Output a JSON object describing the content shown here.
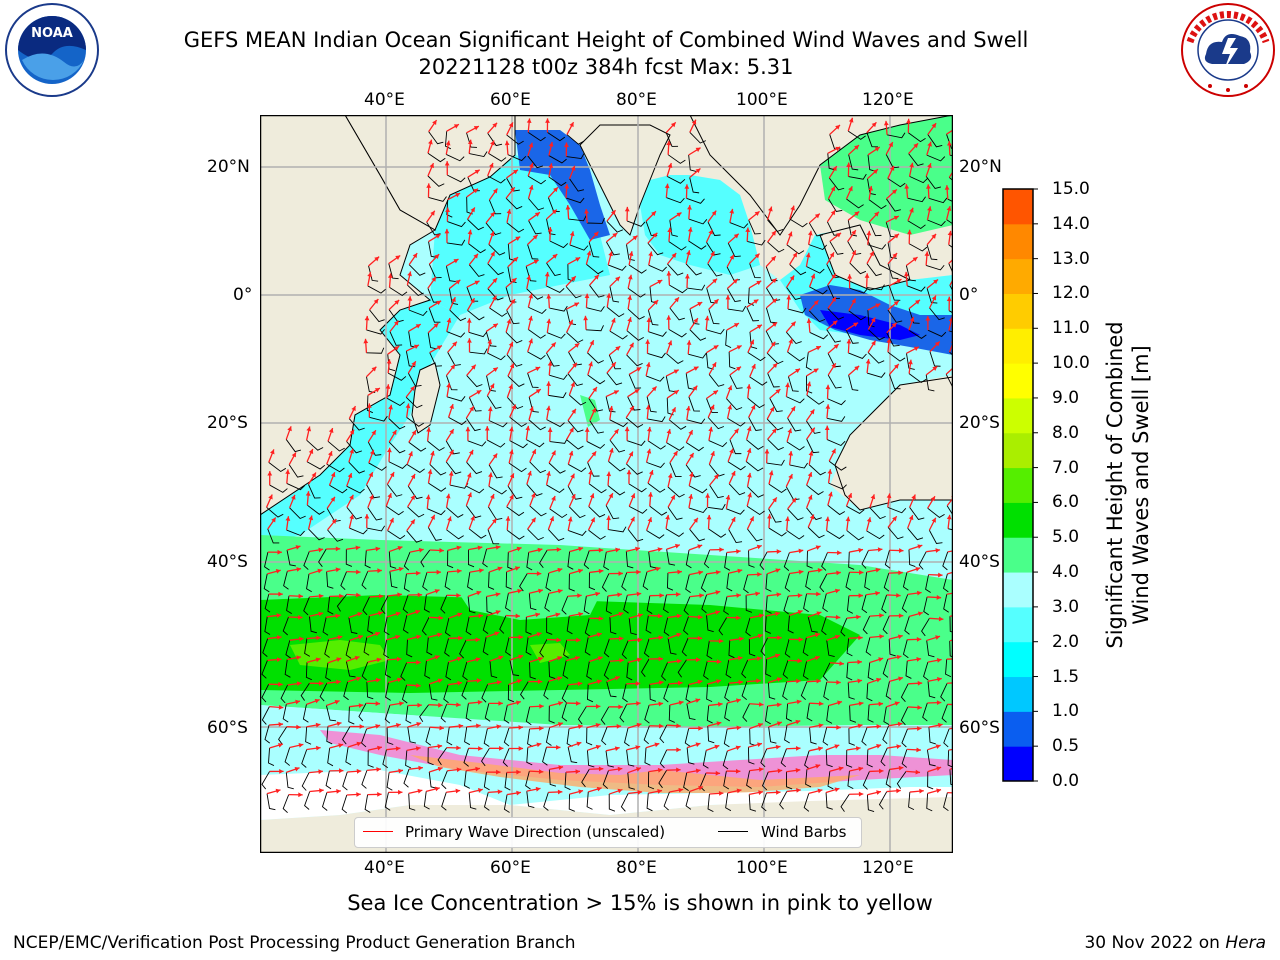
{
  "title": {
    "line1": "GEFS MEAN Indian Ocean Significant Height of Combined Wind Waves and Swell",
    "line2": "20221128 t00z 384h fcst   Max: 5.31"
  },
  "logos": {
    "left": {
      "icon": "noaa-logo",
      "text": "NOAA"
    },
    "right": {
      "icon": "national-weather-service-logo"
    }
  },
  "map": {
    "lon_ticks_top": [
      "40°E",
      "60°E",
      "80°E",
      "100°E",
      "120°E"
    ],
    "lon_ticks_bottom": [
      "40°E",
      "60°E",
      "80°E",
      "100°E",
      "120°E"
    ],
    "lat_ticks_left": [
      "20°N",
      "0°",
      "20°S",
      "40°S",
      "60°S"
    ],
    "lat_ticks_right": [
      "20°N",
      "0°",
      "20°S",
      "40°S",
      "60°S"
    ],
    "lon_range": [
      20,
      130
    ],
    "lat_range": [
      -75,
      28
    ],
    "land_color": "#efecdc",
    "grid_color": "#b0b0b0"
  },
  "colorbar": {
    "title_line1": "Significant Height of Combined",
    "title_line2": "Wind Waves and Swell [m]",
    "ticks": [
      "0.0",
      "0.5",
      "1.0",
      "1.5",
      "2.0",
      "3.0",
      "4.0",
      "5.0",
      "6.0",
      "7.0",
      "8.0",
      "9.0",
      "10.0",
      "11.0",
      "12.0",
      "13.0",
      "14.0",
      "15.0"
    ],
    "colors": [
      "#0000ff",
      "#0a5ef0",
      "#00c8ff",
      "#00ffff",
      "#55ffff",
      "#aaffff",
      "#4aff8a",
      "#00e000",
      "#55ee00",
      "#aaee00",
      "#ccff00",
      "#ffff00",
      "#ffee00",
      "#ffcc00",
      "#ffaa00",
      "#ff8800",
      "#ff5500",
      "#ff2200",
      "#ff0000"
    ]
  },
  "legend": {
    "wave_label": "Primary Wave Direction (unscaled)",
    "wave_color": "#ff0000",
    "barb_label": "Wind Barbs",
    "barb_color": "#000000"
  },
  "note": "Sea Ice Concentration > 15% is shown in pink to yellow",
  "footer": {
    "left": "NCEP/EMC/Verification Post Processing Product Generation Branch",
    "date": "30 Nov 2022 on",
    "machine": "Hera"
  }
}
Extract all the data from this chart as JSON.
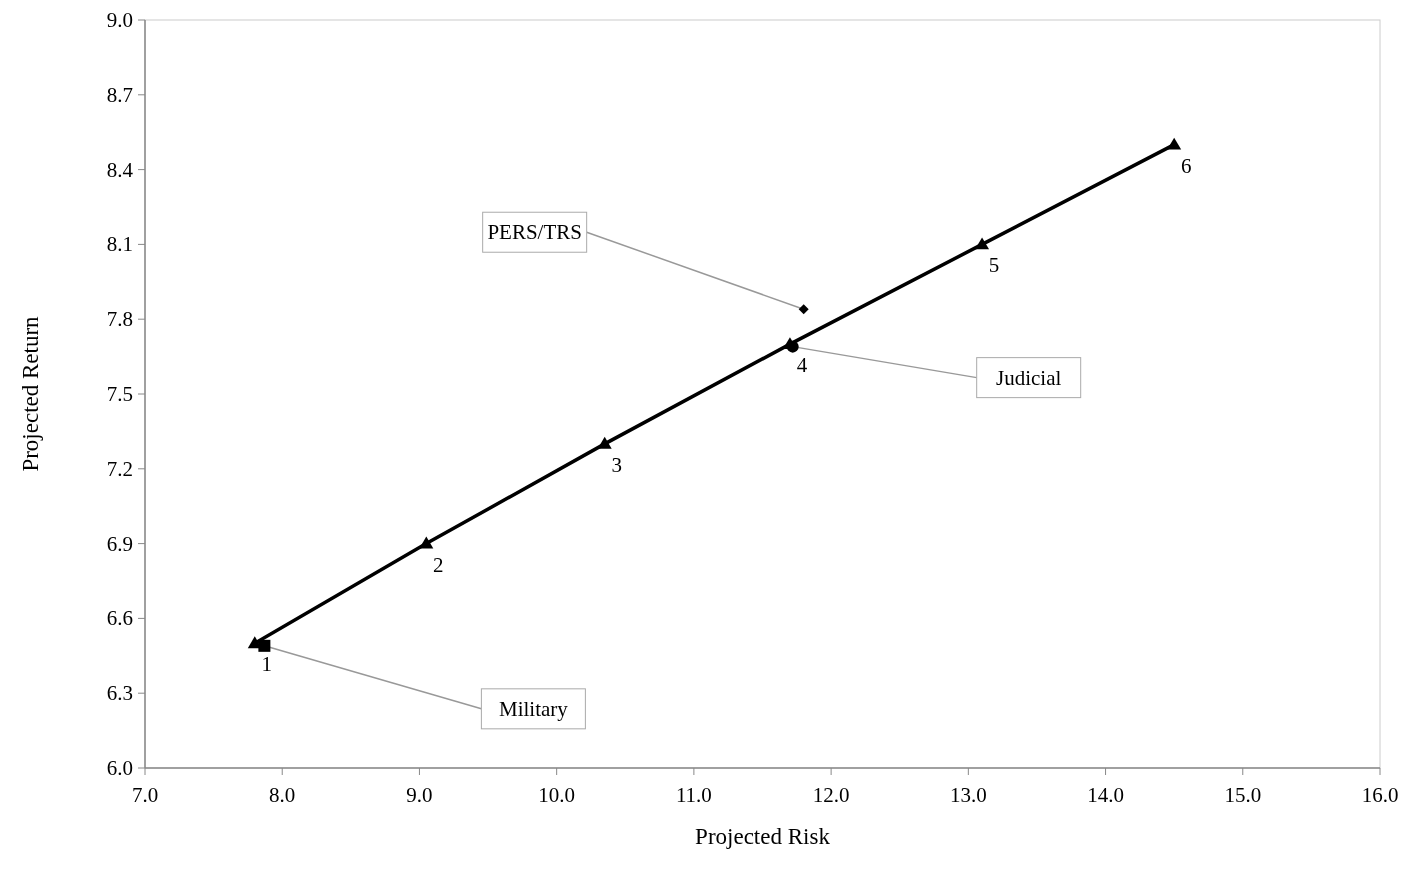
{
  "chart_data": {
    "type": "line",
    "xlabel": "Projected Risk",
    "ylabel": "Projected Return",
    "xlim": [
      7.0,
      16.0
    ],
    "xticks": [
      {
        "value": 7,
        "label": "7.0"
      },
      {
        "value": 8,
        "label": "8.0"
      },
      {
        "value": 9,
        "label": "9.0"
      },
      {
        "value": 10,
        "label": "10.0"
      },
      {
        "value": 11,
        "label": "11.0"
      },
      {
        "value": 12,
        "label": "12.0"
      },
      {
        "value": 13,
        "label": "13.0"
      },
      {
        "value": 14,
        "label": "14.0"
      },
      {
        "value": 15,
        "label": "15.0"
      },
      {
        "value": 16,
        "label": "16.0"
      }
    ],
    "ylim": [
      6.0,
      9.0
    ],
    "yticks": [
      {
        "value": 6,
        "label": "6.0"
      },
      6.3,
      6.6,
      6.9,
      7.2,
      7.5,
      7.8,
      8.1,
      8.4,
      8.7,
      {
        "value": 9,
        "label": "9.0"
      }
    ],
    "grid": false,
    "series": [
      {
        "color": "#000000",
        "marker": "triangle",
        "x": [
          7.8,
          9.05,
          10.35,
          11.7,
          13.1,
          14.5
        ],
        "values": [
          6.5,
          6.9,
          7.3,
          7.7,
          8.1,
          8.5
        ]
      },
      {
        "type": "scatter",
        "name": "PERS/TRS",
        "color": "#000000",
        "marker": "diamond",
        "x": [
          11.8
        ],
        "values": [
          7.84
        ]
      },
      {
        "type": "scatter",
        "name": "Judicial",
        "color": "#000000",
        "marker": "circle",
        "x": [
          11.72
        ],
        "values": [
          7.69
        ]
      },
      {
        "type": "scatter",
        "name": "Military",
        "color": "#000000",
        "marker": "square",
        "x": [
          7.87
        ],
        "values": [
          6.49
        ]
      }
    ],
    "annotations": [
      {
        "text": "1",
        "x": 7.8,
        "y": 6.5
      },
      {
        "text": "2",
        "x": 9.05,
        "y": 6.9
      },
      {
        "text": "3",
        "x": 10.35,
        "y": 7.3
      },
      {
        "text": "4",
        "x": 11.7,
        "y": 7.7
      },
      {
        "text": "5",
        "x": 13.1,
        "y": 8.1
      },
      {
        "text": "6",
        "x": 14.5,
        "y": 8.5
      }
    ]
  }
}
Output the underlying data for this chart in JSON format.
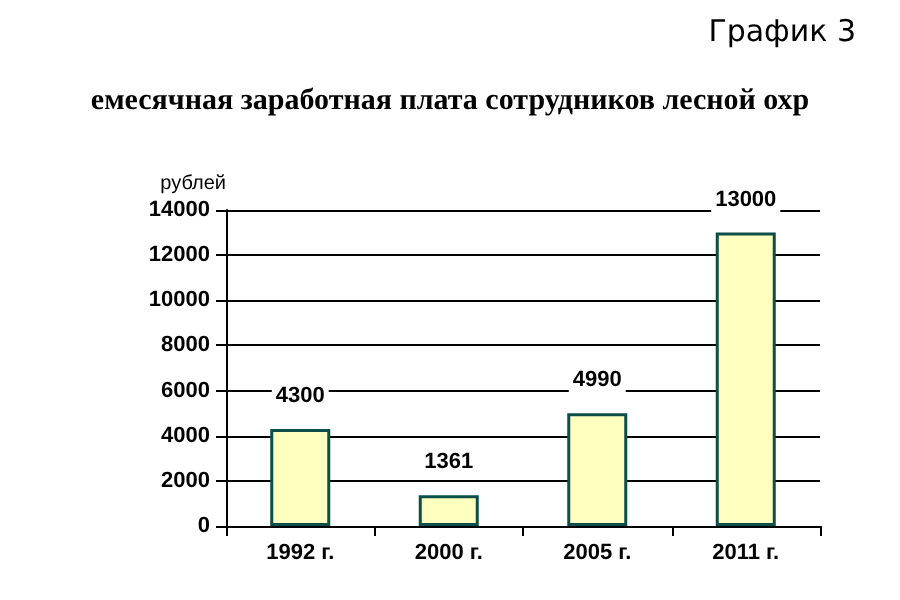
{
  "chart_data": {
    "type": "bar",
    "title": "емесячная заработная плата сотрудников лесной охр",
    "ylabel": "рублей",
    "annotations": [
      "График 3"
    ],
    "categories": [
      "1992 г.",
      "2000 г.",
      "2005 г.",
      "2011 г."
    ],
    "values": [
      4300,
      1361,
      4990,
      13000
    ],
    "color": "#ffffc0",
    "ylim": [
      0,
      14000
    ],
    "yticks": [
      0,
      2000,
      4000,
      6000,
      8000,
      10000,
      12000,
      14000
    ],
    "grid": "y",
    "data_labels": true
  }
}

- - - - -

▶ **TASK GOAL**
Repeat the records above exactly, leaving out any pictures they contain.

▶ **REPLY TO THE EXERCISE**
Output a JSON object describing the content shown here.
{
  "title": {
    "line1": "GEFS MEAN Indian Ocean Significant Height of Combined Wind Waves and Swell",
    "line2": "20221128 t00z 384h fcst   Max: 5.31"
  },
  "logos": {
    "left": {
      "icon": "noaa-logo",
      "text": "NOAA"
    },
    "right": {
      "icon": "national-weather-service-logo"
    }
  },
  "map": {
    "lon_ticks_top": [
      "40°E",
      "60°E",
      "80°E",
      "100°E",
      "120°E"
    ],
    "lon_ticks_bottom": [
      "40°E",
      "60°E",
      "80°E",
      "100°E",
      "120°E"
    ],
    "lat_ticks_left": [
      "20°N",
      "0°",
      "20°S",
      "40°S",
      "60°S"
    ],
    "lat_ticks_right": [
      "20°N",
      "0°",
      "20°S",
      "40°S",
      "60°S"
    ],
    "lon_range": [
      20,
      130
    ],
    "lat_range": [
      -75,
      28
    ],
    "land_color": "#efecdc",
    "grid_color": "#b0b0b0"
  },
  "colorbar": {
    "title_line1": "Significant Height of Combined",
    "title_line2": "Wind Waves and Swell [m]",
    "ticks": [
      "0.0",
      "0.5",
      "1.0",
      "1.5",
      "2.0",
      "3.0",
      "4.0",
      "5.0",
      "6.0",
      "7.0",
      "8.0",
      "9.0",
      "10.0",
      "11.0",
      "12.0",
      "13.0",
      "14.0",
      "15.0"
    ],
    "colors": [
      "#0000ff",
      "#0a5ef0",
      "#00c8ff",
      "#00ffff",
      "#55ffff",
      "#aaffff",
      "#4aff8a",
      "#00e000",
      "#55ee00",
      "#aaee00",
      "#ccff00",
      "#ffff00",
      "#ffee00",
      "#ffcc00",
      "#ffaa00",
      "#ff8800",
      "#ff5500",
      "#ff2200",
      "#ff0000"
    ]
  },
  "legend": {
    "wave_label": "Primary Wave Direction (unscaled)",
    "wave_color": "#ff0000",
    "barb_label": "Wind Barbs",
    "barb_color": "#000000"
  },
  "note": "Sea Ice Concentration > 15% is shown in pink to yellow",
  "footer": {
    "left": "NCEP/EMC/Verification Post Processing Product Generation Branch",
    "date": "30 Nov 2022 on",
    "machine": "Hera"
  }
}
Extract all the data from this chart as JSON.
{
  "chart_data": {
    "type": "line",
    "xlabel": "Projected Risk",
    "ylabel": "Projected Return",
    "xlim": [
      7.0,
      16.0
    ],
    "xticks": [
      {
        "value": 7,
        "label": "7.0"
      },
      {
        "value": 8,
        "label": "8.0"
      },
      {
        "value": 9,
        "label": "9.0"
      },
      {
        "value": 10,
        "label": "10.0"
      },
      {
        "value": 11,
        "label": "11.0"
      },
      {
        "value": 12,
        "label": "12.0"
      },
      {
        "value": 13,
        "label": "13.0"
      },
      {
        "value": 14,
        "label": "14.0"
      },
      {
        "value": 15,
        "label": "15.0"
      },
      {
        "value": 16,
        "label": "16.0"
      }
    ],
    "ylim": [
      6.0,
      9.0
    ],
    "yticks": [
      {
        "value": 6,
        "label": "6.0"
      },
      6.3,
      6.6,
      6.9,
      7.2,
      7.5,
      7.8,
      8.1,
      8.4,
      8.7,
      {
        "value": 9,
        "label": "9.0"
      }
    ],
    "grid": false,
    "series": [
      {
        "color": "#000000",
        "marker": "triangle",
        "x": [
          7.8,
          9.05,
          10.35,
          11.7,
          13.1,
          14.5
        ],
        "values": [
          6.5,
          6.9,
          7.3,
          7.7,
          8.1,
          8.5
        ]
      },
      {
        "type": "scatter",
        "name": "PERS/TRS",
        "color": "#000000",
        "marker": "diamond",
        "x": [
          11.8
        ],
        "values": [
          7.84
        ]
      },
      {
        "type": "scatter",
        "name": "Judicial",
        "color": "#000000",
        "marker": "circle",
        "x": [
          11.72
        ],
        "values": [
          7.69
        ]
      },
      {
        "type": "scatter",
        "name": "Military",
        "color": "#000000",
        "marker": "square",
        "x": [
          7.87
        ],
        "values": [
          6.49
        ]
      }
    ],
    "annotations": [
      {
        "text": "1",
        "x": 7.8,
        "y": 6.5
      },
      {
        "text": "2",
        "x": 9.05,
        "y": 6.9
      },
      {
        "text": "3",
        "x": 10.35,
        "y": 7.3
      },
      {
        "text": "4",
        "x": 11.7,
        "y": 7.7
      },
      {
        "text": "5",
        "x": 13.1,
        "y": 8.1
      },
      {
        "text": "6",
        "x": 14.5,
        "y": 8.5
      }
    ]
  }
}
Output the underlying data for this chart in JSON format.
{
  "chart_data": {
    "type": "bar",
    "title": "емесячная заработная плата сотрудников лесной охр",
    "ylabel": "рублей",
    "annotations": [
      "График 3"
    ],
    "categories": [
      "1992 г.",
      "2000 г.",
      "2005 г.",
      "2011 г."
    ],
    "values": [
      4300,
      1361,
      4990,
      13000
    ],
    "color": "#ffffc0",
    "ylim": [
      0,
      14000
    ],
    "yticks": [
      0,
      2000,
      4000,
      6000,
      8000,
      10000,
      12000,
      14000
    ],
    "grid": "y",
    "data_labels": true
  }
}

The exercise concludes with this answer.